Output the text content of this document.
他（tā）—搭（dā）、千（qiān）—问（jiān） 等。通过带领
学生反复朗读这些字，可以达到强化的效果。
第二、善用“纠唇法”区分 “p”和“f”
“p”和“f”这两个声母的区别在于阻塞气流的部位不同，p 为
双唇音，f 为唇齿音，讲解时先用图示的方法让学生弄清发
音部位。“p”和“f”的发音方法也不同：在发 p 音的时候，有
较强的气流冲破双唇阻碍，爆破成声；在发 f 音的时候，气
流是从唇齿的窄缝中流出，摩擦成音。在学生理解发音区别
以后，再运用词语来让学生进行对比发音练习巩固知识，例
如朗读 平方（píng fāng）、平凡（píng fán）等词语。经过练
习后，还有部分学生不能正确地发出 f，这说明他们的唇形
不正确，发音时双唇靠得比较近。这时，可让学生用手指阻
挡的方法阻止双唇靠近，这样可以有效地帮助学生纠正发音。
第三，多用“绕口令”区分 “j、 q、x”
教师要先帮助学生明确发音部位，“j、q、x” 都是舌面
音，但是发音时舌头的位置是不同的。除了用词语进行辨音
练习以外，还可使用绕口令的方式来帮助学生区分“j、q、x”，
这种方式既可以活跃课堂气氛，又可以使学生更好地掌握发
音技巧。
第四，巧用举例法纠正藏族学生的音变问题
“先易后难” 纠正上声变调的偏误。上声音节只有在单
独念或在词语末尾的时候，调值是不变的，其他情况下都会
=-=-=
WHAT NEEDS TO BE DONE =
Extract the full listing and reproduce each line exactly.

THE RESULT =
Output the text content of this document.
他（tā）—搭（dā）、千（qiān）—问（jiān） 等。通过带领
学生反复朗读这些字，可以达到强化的效果。
第二、善用“纠唇法”区分 “p”和“f”
“p”和“f”这两个声母的区别在于阻塞气流的部位不同，p 为
双唇音，f 为唇齿音，讲解时先用图示的方法让学生弄清发
音部位。“p”和“f”的发音方法也不同：在发 p 音的时候，有
较强的气流冲破双唇阻碍，爆破成声；在发 f 音的时候，气
流是从唇齿的窄缝中流出，摩擦成音。在学生理解发音区别
以后，再运用词语来让学生进行对比发音练习巩固知识，例
如朗读 平方（píng fāng）、平凡（píng fán）等词语。经过练
习后，还有部分学生不能正确地发出 f，这说明他们的唇形
不正确，发音时双唇靠得比较近。这时，可让学生用手指阻
挡的方法阻止双唇靠近，这样可以有效地帮助学生纠正发音。
第三，多用“绕口令”区分 “j、 q、x”
教师要先帮助学生明确发音部位，“j、q、x” 都是舌面
音，但是发音时舌头的位置是不同的。除了用词语进行辨音
练习以外，还可使用绕口令的方式来帮助学生区分“j、q、x”，
这种方式既可以活跃课堂气氛，又可以使学生更好地掌握发
音技巧。
第四，巧用举例法纠正藏族学生的音变问题
“先易后难” 纠正上声变调的偏误。上声音节只有在单
独念或在词语末尾的时候，调值是不变的，其他情况下都会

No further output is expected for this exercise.